— REQUEST 1 —
Answer these questions from the article on Qazi Abdus Sattar, one answer per line, marked the same way:
(a) Which poem does the opening quotation come from?
(b) In what year was the novel "Dara Shikoh" published?
(c) Which century does the novel "Salahuddin Ayubi" take the reader into?
— REQUEST 2 —
Write the next part of the article on Qazi Abdus Sattar, starting after its final sentence.

— SOURCE —
---*---

The glorious contradictions of Qazi Abdus Sattar

A votary of India’s syncretic culture, the novelist will be remembered for his sketches of Awadh aristocracy and his prose style which has touches of grandeur

November 09, 2018 01:14 am | Updated 01:14 am IST

Master of brevity: Qazi Abdus Sattar at Jashn-e-Rekhta

Master of brevity: Qazi Abdus Sattar at Jashn-e-Rekhta

‘Do I contradict myself? Very well, then I contradict myself; I am large, I contain multitudes’, wrote Walt Whitman in his famous “Song of Myself”. Qazi Abdus Sattar (1933-2018), a novelist, a literary polemist and a master raconteur, who died last week after a long illness, contained multitudes in his fiction and conversation. If grand historical figures jostle with ordinary folks in his fiction, in his conversation he used his right to offend to the maximum. His fiction always touched crests and his conversation knew no troughs.

Beautiful metaphors

A proper assessment of a writer begins after his death, more so in the relatively limited circle of Urdu criticism where everyone knows everyone else. However, most critics and readers of Qazi Abdus Sattar credit him for writing remarkable historical novels, for his sketches of Awadh aristocracy, and above all for his prose style which has touches of grandeur. Among his historical novels “Dara Shikoh” (1968) gives an account of the war of succession among Emperor Shah Jahan’s four sons and Dara’s defeat at the hands of Aurangzeb, using beautiful metaphors and turn of phrases. His epic style characterises the novel. A votary of harmony and India’s syncretic culture, Qazi Abdus Sattar’s sympathies with Dara Shikoh are unmistakable. A scholar of Sanskrit texts, his Dara is often dressed in traditional Hindu attire and he prevails upon his father Emperor Shah Jahan to exempt the Hindu devotees from paying tax for taking bath in river Ganges.

Delineating the bard

His novel “Ghalib”(1976) captures not only the vignettes of Ghalib’s life – his devotion to poetry, his economic worries, his travels, his wit, his love life – but also the ethos and the milieu of the 19th Century.

Qazi Abdus Sattar is equally comfortable in delineating characters from distant Islamic history in novels like “Salahuddin Ayubi” (1968) and “Khalid Bin Waleed”. His novel “Salahuddin Ayubi” takes the reader into the 12th century period of the crusades in which Salahuddin Ayubi distinguished himself for his bravery, his excellent detective work and his love of human beings. Paradoxically the novel also shows that oppression of the weak and the marginalized groups has been an ugly fact of history.

---*---

— RECORDED INFORMATION —
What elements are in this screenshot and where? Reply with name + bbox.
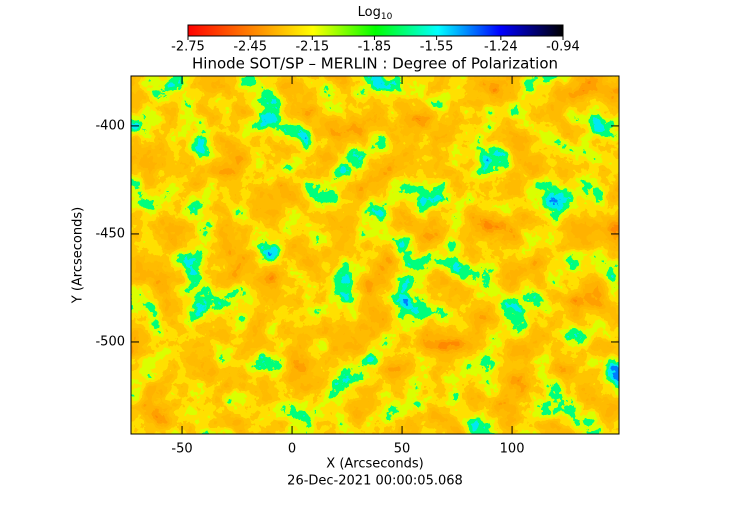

---*---

— WRITTEN ANSWER 1 —
(a) "Song of Myself" by Walt Whitman
(b) 1968
(c) The 12th century

— WRITTEN ANSWER 2 —
Qazi is both an heir to and critic of landed aristocracy. The taluqdars of Awadh, who are also the concerns of Qurratul Ain Hyder and Attia Hosain, hold some inexplicable fascination for him. They represented a past that he kept living both in his fiction and life. He appeared to welcome the end of Zamindari but he refused to free himself from its sinister charm. He always aligned himself with progressive causes and was a key figure in Janvadi Lekhak Sangh, but he did not see any contradiction in his celebration of the lifestyle associated with an unjust system.

As a fiction writer he is spot on in his treatment of the landed gentry of Awadh. His novel “Shab Guzida”(1966) gives an inside view of the life of zamindars and taluqdars of Awadh. The unjust debauch Bade Sarkar and his virtuous son Jimmy represent different sets of values in the novel. His “Pahla aur Akhiri Khat” (1968) charts a life away from the framework provided by Progressive Writers’ Movement. Through the depiction of the life of Chaudhri Nemat Rasool of Lalpur, the novelist shows zamindars in the grip of economic and social problems after the end of Zamindari. “Hazrat Jaan” and “Tajam Sultan” are his other remarkable works. Unlike many other writers in the past who have made Awadh the subject matter of their work, Qazi’s distinction lies in focusing on the rural life in Awadh in his fiction.

He was equally successful in his novelettes and short stories with Awadh again very much providing the backdrop of many of his narratives. “Peetal ka Ghanta” , a collection of his short fiction, includes ‘Peetal ka Ghanta’, ‘Malkin’, ‘Azu Baji’, and ‘Majju Bhaiya’. “Ghubar-e-Shab”, also set in a village around the period of the Partition, treats the subject of communal disharmony and communal politics with irony.

A Padma Shri awardee, apart from numerous other prestigious awards, Qazi Abdus Sattar worked as professor of Urdu at Aligarh Muslim University and was great friends with scholars and critics of Hindi. He greatly valued his readers in Hindi and stressed the closeness of Hindi and Urdu (even Punjabi). But he was very strongly against changing the script of Urdu. He also strongly believed that literature should be ‘beautiful and wholesome’.

A great fan of Flaubert, he could achieve a lot in very little, thanks to his felicity with language. No wonder he has not written door stoppers and “Ghalib”, all of less than 300 pages, is his longest work.

A raconteur par excellence and not known for mincing his words, he was an interviewer’s dream and an event manager’s guarantee for the success of a literary gathering. Prem Kumar’s remarkable book of his interviews is a blessing for Hindi readers as is Rashid Anwar’s for Urdu readers. Possessed with Oscar Wilde like ability to produce witty (often gossipy) quotes, Qazi Abdus Sattar’s sentences, as Urdu poet Shahryar once said, drew the applause generally reserved for Urdu poets.

The grace and grandeur of his prose style rubbed off on his life. Tariq Chatari, a prominent Urdu short story writer, who believes that Qazi took Urdu afsana to a different level, says that he carried himself very much like a character from his fiction. Qazi Afzal Husain (no relative) considers Qazi a master prose stylist in line with Muhammad Husain Azad and Abul Kalam Azad. Time will tell.